--- SUPPLIED DATA ---

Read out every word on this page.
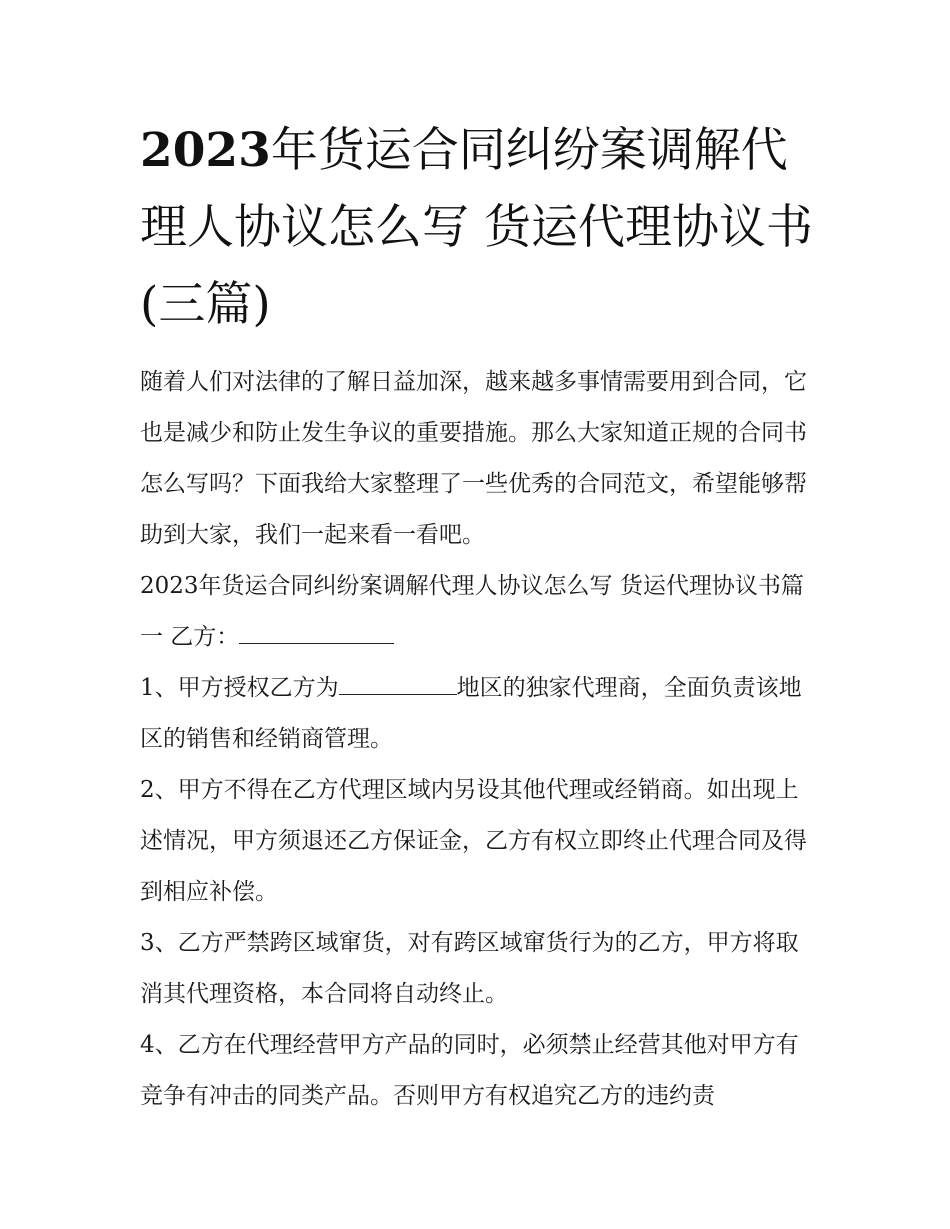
2023年货运合同纠纷案调解代理人协议怎么写 货运代理协议书(三篇)

随着人们对法律的了解日益加深，越来越多事情需要用到合同，它也是减少和防止发生争议的重要措施。那么大家知道正规的合同书怎么写吗？下面我给大家整理了一些优秀的合同范文，希望能够帮助到大家，我们一起来看一看吧。

2023年货运合同纠纷案调解代理人协议怎么写 货运代理协议书篇一 乙方：

1、甲方授权乙方为	地区的独家代理商，全面负责该地区的销售和经销商管理。

2、甲方不得在乙方代理区域内另设其他代理或经销商。如出现上述情况，甲方须退还乙方保证金，乙方有权立即终止代理合同及得到相应补偿。

3、乙方严禁跨区域窜货，对有跨区域窜货行为的乙方，甲方将取消其代理资格，本合同将自动终止。

4、乙方在代理经营甲方产品的同时，必须禁止经营其他对甲方有竞争有冲击的同类产品。否则甲方有权追究乙方的违约责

--- CHALLENGE ---
Without the pictures, print the whole listing exactly as given.

--- FULL SOLUTION ---
Read out every word on this page.
2023年货运合同纠纷案调解代理人协议怎么写 货运代理协议书(三篇)

随着人们对法律的了解日益加深，越来越多事情需要用到合同，它也是减少和防止发生争议的重要措施。那么大家知道正规的合同书怎么写吗？下面我给大家整理了一些优秀的合同范文，希望能够帮助到大家，我们一起来看一看吧。

2023年货运合同纠纷案调解代理人协议怎么写 货运代理协议书篇一 乙方：

1、甲方授权乙方为	地区的独家代理商，全面负责该地区的销售和经销商管理。

2、甲方不得在乙方代理区域内另设其他代理或经销商。如出现上述情况，甲方须退还乙方保证金，乙方有权立即终止代理合同及得到相应补偿。

3、乙方严禁跨区域窜货，对有跨区域窜货行为的乙方，甲方将取消其代理资格，本合同将自动终止。

4、乙方在代理经营甲方产品的同时，必须禁止经营其他对甲方有竞争有冲击的同类产品。否则甲方有权追究乙方的违约责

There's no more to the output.